## PROVIDED DATA:
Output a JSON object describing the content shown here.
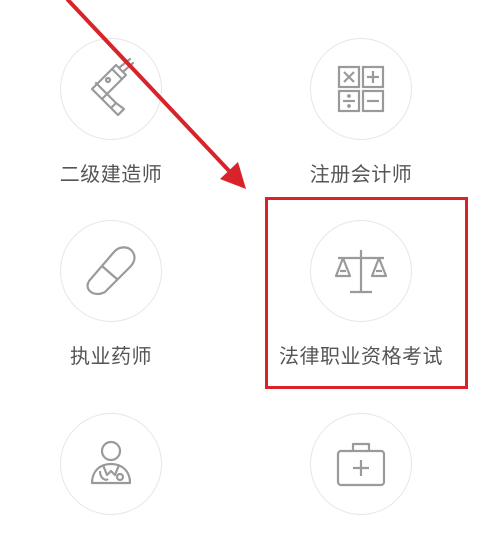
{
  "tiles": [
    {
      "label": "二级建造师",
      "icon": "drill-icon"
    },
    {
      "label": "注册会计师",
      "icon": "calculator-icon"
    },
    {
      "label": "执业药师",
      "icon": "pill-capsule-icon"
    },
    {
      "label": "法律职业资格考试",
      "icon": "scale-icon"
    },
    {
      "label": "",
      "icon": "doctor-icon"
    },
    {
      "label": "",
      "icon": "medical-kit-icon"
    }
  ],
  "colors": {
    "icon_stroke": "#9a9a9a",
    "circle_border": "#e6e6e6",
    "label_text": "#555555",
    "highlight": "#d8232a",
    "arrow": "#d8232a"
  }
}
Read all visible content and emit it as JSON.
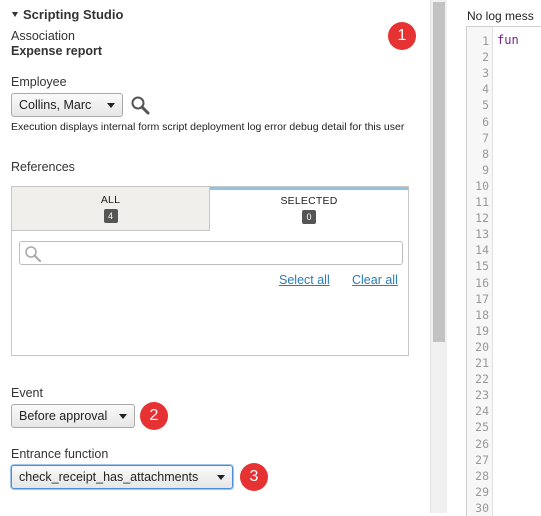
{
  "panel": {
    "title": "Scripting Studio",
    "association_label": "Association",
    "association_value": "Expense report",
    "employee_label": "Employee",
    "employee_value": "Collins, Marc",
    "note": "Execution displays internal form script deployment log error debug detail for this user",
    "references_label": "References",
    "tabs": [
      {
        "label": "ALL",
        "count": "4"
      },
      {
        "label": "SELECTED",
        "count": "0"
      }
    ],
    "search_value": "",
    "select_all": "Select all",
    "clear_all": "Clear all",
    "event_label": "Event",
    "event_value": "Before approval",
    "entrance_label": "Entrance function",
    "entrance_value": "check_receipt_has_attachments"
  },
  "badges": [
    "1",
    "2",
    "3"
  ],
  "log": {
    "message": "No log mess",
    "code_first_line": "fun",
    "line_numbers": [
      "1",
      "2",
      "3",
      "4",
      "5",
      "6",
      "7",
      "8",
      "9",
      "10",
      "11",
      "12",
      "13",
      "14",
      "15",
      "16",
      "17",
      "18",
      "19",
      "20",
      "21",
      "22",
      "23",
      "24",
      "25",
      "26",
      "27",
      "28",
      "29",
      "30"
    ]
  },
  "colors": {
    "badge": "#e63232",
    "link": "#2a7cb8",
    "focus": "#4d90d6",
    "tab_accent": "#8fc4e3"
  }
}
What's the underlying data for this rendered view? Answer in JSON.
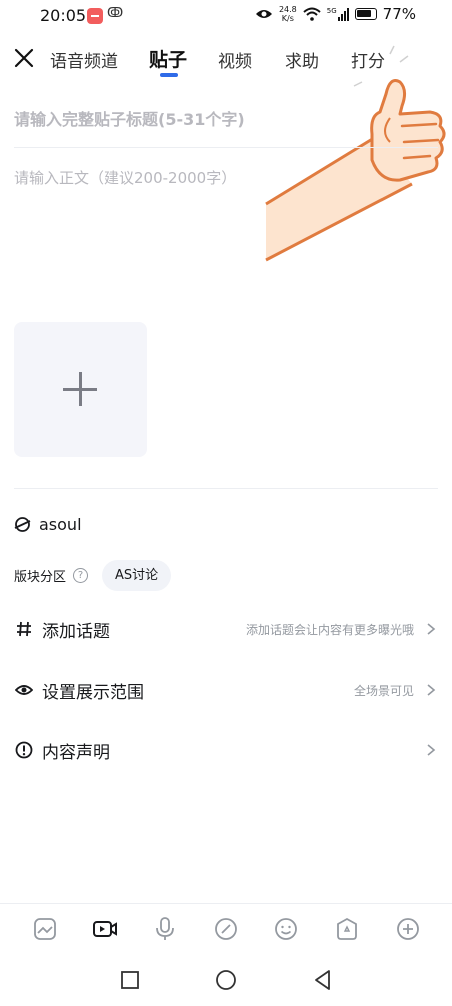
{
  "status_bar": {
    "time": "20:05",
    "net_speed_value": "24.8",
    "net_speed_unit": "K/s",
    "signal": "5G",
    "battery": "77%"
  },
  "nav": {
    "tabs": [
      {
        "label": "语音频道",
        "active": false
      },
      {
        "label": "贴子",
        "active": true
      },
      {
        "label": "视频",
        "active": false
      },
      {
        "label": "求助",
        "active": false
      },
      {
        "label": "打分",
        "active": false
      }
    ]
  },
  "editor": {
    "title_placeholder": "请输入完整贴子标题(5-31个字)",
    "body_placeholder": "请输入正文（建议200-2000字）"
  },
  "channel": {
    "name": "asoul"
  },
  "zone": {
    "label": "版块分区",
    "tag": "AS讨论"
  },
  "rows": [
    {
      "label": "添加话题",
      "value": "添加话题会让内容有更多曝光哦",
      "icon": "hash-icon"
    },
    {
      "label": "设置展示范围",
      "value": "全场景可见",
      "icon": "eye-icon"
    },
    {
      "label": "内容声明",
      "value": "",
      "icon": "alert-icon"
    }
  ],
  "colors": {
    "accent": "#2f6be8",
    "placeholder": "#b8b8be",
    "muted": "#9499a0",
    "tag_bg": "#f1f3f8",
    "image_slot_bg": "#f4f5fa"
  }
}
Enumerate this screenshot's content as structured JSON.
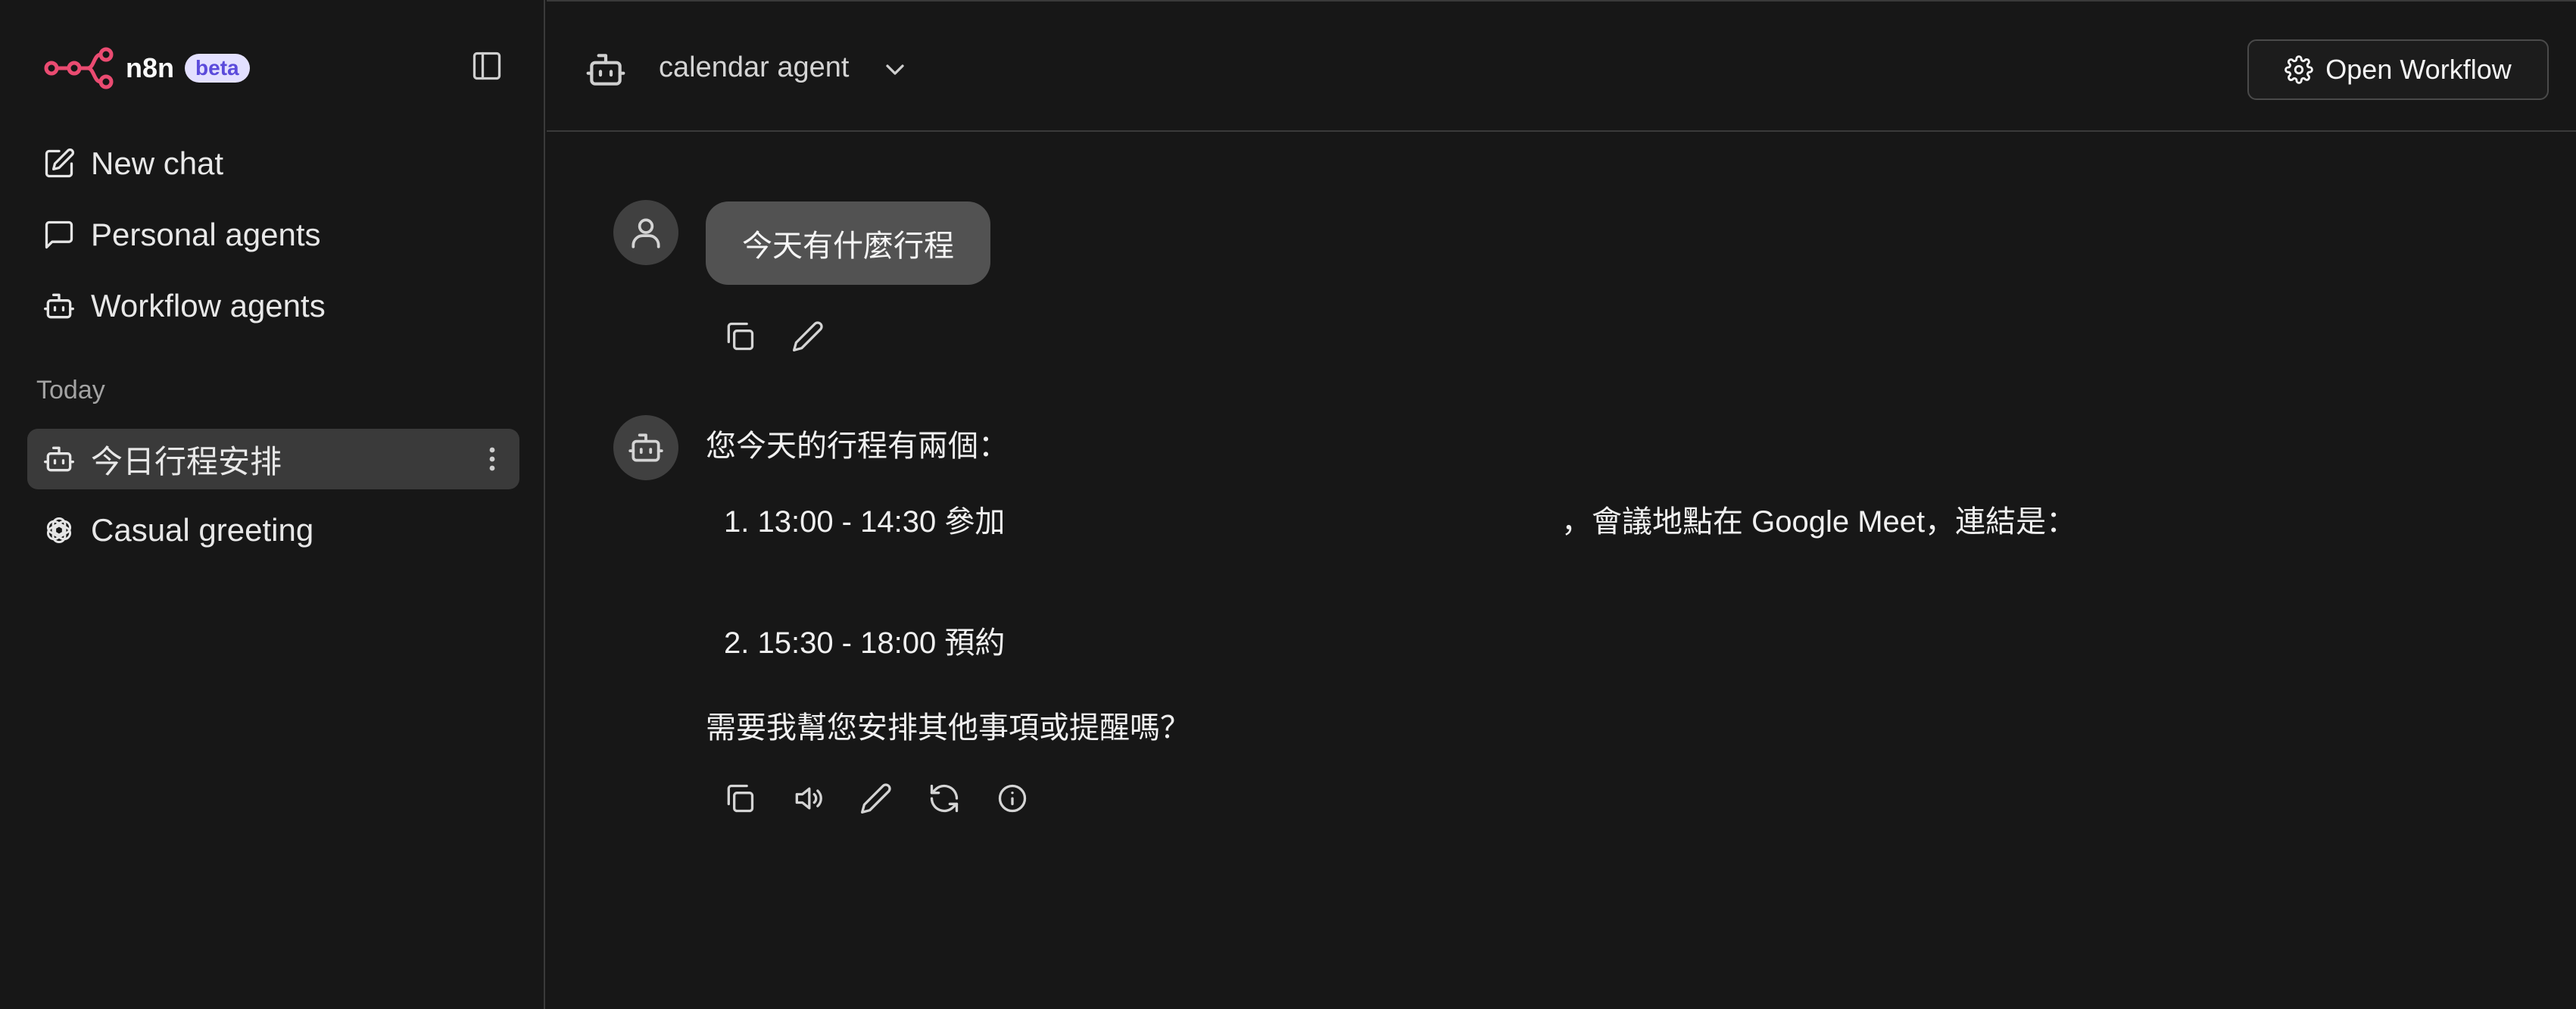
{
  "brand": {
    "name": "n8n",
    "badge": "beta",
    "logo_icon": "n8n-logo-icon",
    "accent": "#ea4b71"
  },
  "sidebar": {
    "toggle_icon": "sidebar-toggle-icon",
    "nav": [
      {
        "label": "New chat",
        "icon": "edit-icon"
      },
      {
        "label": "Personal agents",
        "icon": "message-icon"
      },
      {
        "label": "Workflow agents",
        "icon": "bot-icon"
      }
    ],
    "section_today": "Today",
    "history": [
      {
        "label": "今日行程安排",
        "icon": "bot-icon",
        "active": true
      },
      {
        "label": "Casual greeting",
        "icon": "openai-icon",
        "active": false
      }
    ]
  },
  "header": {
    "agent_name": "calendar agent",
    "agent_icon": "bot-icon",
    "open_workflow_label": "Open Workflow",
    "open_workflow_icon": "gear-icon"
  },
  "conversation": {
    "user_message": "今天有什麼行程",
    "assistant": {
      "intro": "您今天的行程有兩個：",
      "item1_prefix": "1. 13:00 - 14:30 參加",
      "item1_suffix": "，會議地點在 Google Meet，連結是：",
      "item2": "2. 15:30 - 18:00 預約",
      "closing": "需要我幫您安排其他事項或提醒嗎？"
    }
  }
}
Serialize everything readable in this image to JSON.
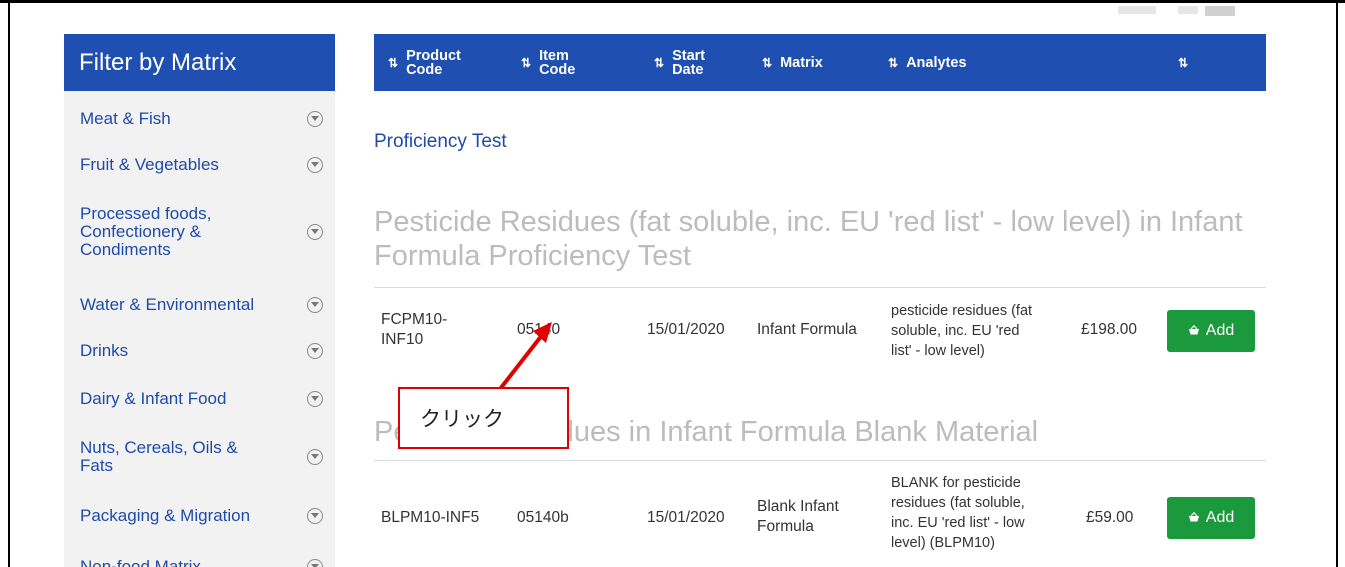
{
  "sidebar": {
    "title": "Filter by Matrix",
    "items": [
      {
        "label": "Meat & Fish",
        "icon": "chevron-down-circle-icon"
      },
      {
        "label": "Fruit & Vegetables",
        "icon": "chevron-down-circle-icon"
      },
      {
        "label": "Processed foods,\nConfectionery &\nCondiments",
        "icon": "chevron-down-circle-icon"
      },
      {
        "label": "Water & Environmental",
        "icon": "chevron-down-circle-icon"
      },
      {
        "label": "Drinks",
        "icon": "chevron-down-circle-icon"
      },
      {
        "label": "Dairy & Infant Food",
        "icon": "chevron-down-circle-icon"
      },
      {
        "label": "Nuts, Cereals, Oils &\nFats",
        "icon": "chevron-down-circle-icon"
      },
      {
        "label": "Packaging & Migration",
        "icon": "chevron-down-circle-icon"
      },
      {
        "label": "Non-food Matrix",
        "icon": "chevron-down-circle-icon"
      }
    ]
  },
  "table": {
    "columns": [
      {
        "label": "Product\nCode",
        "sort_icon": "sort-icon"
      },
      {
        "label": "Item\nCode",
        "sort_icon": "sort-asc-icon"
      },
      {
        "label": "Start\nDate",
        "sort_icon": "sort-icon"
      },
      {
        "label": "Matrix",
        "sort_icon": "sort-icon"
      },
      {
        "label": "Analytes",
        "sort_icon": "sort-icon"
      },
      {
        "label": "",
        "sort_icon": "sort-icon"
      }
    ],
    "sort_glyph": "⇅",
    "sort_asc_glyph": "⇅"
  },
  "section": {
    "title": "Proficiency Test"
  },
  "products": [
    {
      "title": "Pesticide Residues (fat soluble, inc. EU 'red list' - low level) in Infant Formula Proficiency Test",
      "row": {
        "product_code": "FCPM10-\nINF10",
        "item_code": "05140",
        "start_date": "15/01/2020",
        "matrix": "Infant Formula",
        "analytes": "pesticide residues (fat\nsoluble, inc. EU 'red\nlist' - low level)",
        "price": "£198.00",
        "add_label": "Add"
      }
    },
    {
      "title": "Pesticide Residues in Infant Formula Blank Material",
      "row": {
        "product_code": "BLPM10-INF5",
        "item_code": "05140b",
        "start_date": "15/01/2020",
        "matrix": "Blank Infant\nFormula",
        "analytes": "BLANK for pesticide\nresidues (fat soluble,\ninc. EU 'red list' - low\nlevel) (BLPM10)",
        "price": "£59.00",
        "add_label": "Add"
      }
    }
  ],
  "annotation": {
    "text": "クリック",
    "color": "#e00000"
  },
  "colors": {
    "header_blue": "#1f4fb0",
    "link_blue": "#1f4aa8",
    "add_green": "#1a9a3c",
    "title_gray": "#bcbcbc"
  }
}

## EXERCISE DETAILS:
Leave out the pictures and give the listing above again exactly.

## FULL ANSWER:
Output a JSON object describing the content shown here.
{
  "tiles": [
    {
      "label": "二级建造师",
      "icon": "drill-icon"
    },
    {
      "label": "注册会计师",
      "icon": "calculator-icon"
    },
    {
      "label": "执业药师",
      "icon": "pill-capsule-icon"
    },
    {
      "label": "法律职业资格考试",
      "icon": "scale-icon"
    },
    {
      "label": "",
      "icon": "doctor-icon"
    },
    {
      "label": "",
      "icon": "medical-kit-icon"
    }
  ],
  "colors": {
    "icon_stroke": "#9a9a9a",
    "circle_border": "#e6e6e6",
    "label_text": "#555555",
    "highlight": "#d8232a",
    "arrow": "#d8232a"
  }
}
Read all visible content and emit it as JSON.
{
  "panel": {
    "title": "Scripting Studio",
    "association_label": "Association",
    "association_value": "Expense report",
    "employee_label": "Employee",
    "employee_value": "Collins, Marc",
    "note": "Execution displays internal form script deployment log error debug detail for this user",
    "references_label": "References",
    "tabs": [
      {
        "label": "ALL",
        "count": "4"
      },
      {
        "label": "SELECTED",
        "count": "0"
      }
    ],
    "search_value": "",
    "select_all": "Select all",
    "clear_all": "Clear all",
    "event_label": "Event",
    "event_value": "Before approval",
    "entrance_label": "Entrance function",
    "entrance_value": "check_receipt_has_attachments"
  },
  "badges": [
    "1",
    "2",
    "3"
  ],
  "log": {
    "message": "No log mess",
    "code_first_line": "fun",
    "line_numbers": [
      "1",
      "2",
      "3",
      "4",
      "5",
      "6",
      "7",
      "8",
      "9",
      "10",
      "11",
      "12",
      "13",
      "14",
      "15",
      "16",
      "17",
      "18",
      "19",
      "20",
      "21",
      "22",
      "23",
      "24",
      "25",
      "26",
      "27",
      "28",
      "29",
      "30"
    ]
  },
  "colors": {
    "badge": "#e63232",
    "link": "#2a7cb8",
    "focus": "#4d90d6",
    "tab_accent": "#8fc4e3"
  }
}
What's the underlying data for this rendered view? Answer in JSON.
{
  "status_bar": {
    "time": "20:05",
    "net_speed_value": "24.8",
    "net_speed_unit": "K/s",
    "signal": "5G",
    "battery": "77%"
  },
  "nav": {
    "tabs": [
      {
        "label": "语音频道",
        "active": false
      },
      {
        "label": "贴子",
        "active": true
      },
      {
        "label": "视频",
        "active": false
      },
      {
        "label": "求助",
        "active": false
      },
      {
        "label": "打分",
        "active": false
      }
    ]
  },
  "editor": {
    "title_placeholder": "请输入完整贴子标题(5-31个字)",
    "body_placeholder": "请输入正文（建议200-2000字）"
  },
  "channel": {
    "name": "asoul"
  },
  "zone": {
    "label": "版块分区",
    "tag": "AS讨论"
  },
  "rows": [
    {
      "label": "添加话题",
      "value": "添加话题会让内容有更多曝光哦",
      "icon": "hash-icon"
    },
    {
      "label": "设置展示范围",
      "value": "全场景可见",
      "icon": "eye-icon"
    },
    {
      "label": "内容声明",
      "value": "",
      "icon": "alert-icon"
    }
  ],
  "colors": {
    "accent": "#2f6be8",
    "placeholder": "#b8b8be",
    "muted": "#9499a0",
    "tag_bg": "#f1f3f8",
    "image_slot_bg": "#f4f5fa"
  }
}
Enumerate this screenshot's content as structured JSON.
{
  "brand": {
    "name": "n8n",
    "badge": "beta",
    "logo_icon": "n8n-logo-icon",
    "accent": "#ea4b71"
  },
  "sidebar": {
    "toggle_icon": "sidebar-toggle-icon",
    "nav": [
      {
        "label": "New chat",
        "icon": "edit-icon"
      },
      {
        "label": "Personal agents",
        "icon": "message-icon"
      },
      {
        "label": "Workflow agents",
        "icon": "bot-icon"
      }
    ],
    "section_today": "Today",
    "history": [
      {
        "label": "今日行程安排",
        "icon": "bot-icon",
        "active": true
      },
      {
        "label": "Casual greeting",
        "icon": "openai-icon",
        "active": false
      }
    ]
  },
  "header": {
    "agent_name": "calendar agent",
    "agent_icon": "bot-icon",
    "open_workflow_label": "Open Workflow",
    "open_workflow_icon": "gear-icon"
  },
  "conversation": {
    "user_message": "今天有什麼行程",
    "assistant": {
      "intro": "您今天的行程有兩個：",
      "item1_prefix": "1. 13:00 - 14:30 參加",
      "item1_suffix": "，會議地點在 Google Meet，連結是：",
      "item2": "2. 15:30 - 18:00 預約",
      "closing": "需要我幫您安排其他事項或提醒嗎？"
    }
  }
}
Serialize everything readable in this image to JSON.
{
  "sidebar": {
    "title": "Filter by Matrix",
    "items": [
      {
        "label": "Meat & Fish",
        "icon": "chevron-down-circle-icon"
      },
      {
        "label": "Fruit & Vegetables",
        "icon": "chevron-down-circle-icon"
      },
      {
        "label": "Processed foods,\nConfectionery &\nCondiments",
        "icon": "chevron-down-circle-icon"
      },
      {
        "label": "Water & Environmental",
        "icon": "chevron-down-circle-icon"
      },
      {
        "label": "Drinks",
        "icon": "chevron-down-circle-icon"
      },
      {
        "label": "Dairy & Infant Food",
        "icon": "chevron-down-circle-icon"
      },
      {
        "label": "Nuts, Cereals, Oils &\nFats",
        "icon": "chevron-down-circle-icon"
      },
      {
        "label": "Packaging & Migration",
        "icon": "chevron-down-circle-icon"
      },
      {
        "label": "Non-food Matrix",
        "icon": "chevron-down-circle-icon"
      }
    ]
  },
  "table": {
    "columns": [
      {
        "label": "Product\nCode",
        "sort_icon": "sort-icon"
      },
      {
        "label": "Item\nCode",
        "sort_icon": "sort-asc-icon"
      },
      {
        "label": "Start\nDate",
        "sort_icon": "sort-icon"
      },
      {
        "label": "Matrix",
        "sort_icon": "sort-icon"
      },
      {
        "label": "Analytes",
        "sort_icon": "sort-icon"
      },
      {
        "label": "",
        "sort_icon": "sort-icon"
      }
    ],
    "sort_glyph": "⇅",
    "sort_asc_glyph": "⇅"
  },
  "section": {
    "title": "Proficiency Test"
  },
  "products": [
    {
      "title": "Pesticide Residues (fat soluble, inc. EU 'red list' - low level) in Infant Formula Proficiency Test",
      "row": {
        "product_code": "FCPM10-\nINF10",
        "item_code": "05140",
        "start_date": "15/01/2020",
        "matrix": "Infant Formula",
        "analytes": "pesticide residues (fat\nsoluble, inc. EU 'red\nlist' - low level)",
        "price": "£198.00",
        "add_label": "Add"
      }
    },
    {
      "title": "Pesticide Residues in Infant Formula Blank Material",
      "row": {
        "product_code": "BLPM10-INF5",
        "item_code": "05140b",
        "start_date": "15/01/2020",
        "matrix": "Blank Infant\nFormula",
        "analytes": "BLANK for pesticide\nresidues (fat soluble,\ninc. EU 'red list' - low\nlevel) (BLPM10)",
        "price": "£59.00",
        "add_label": "Add"
      }
    }
  ],
  "annotation": {
    "text": "クリック",
    "color": "#e00000"
  },
  "colors": {
    "header_blue": "#1f4fb0",
    "link_blue": "#1f4aa8",
    "add_green": "#1a9a3c",
    "title_gray": "#bcbcbc"
  }
}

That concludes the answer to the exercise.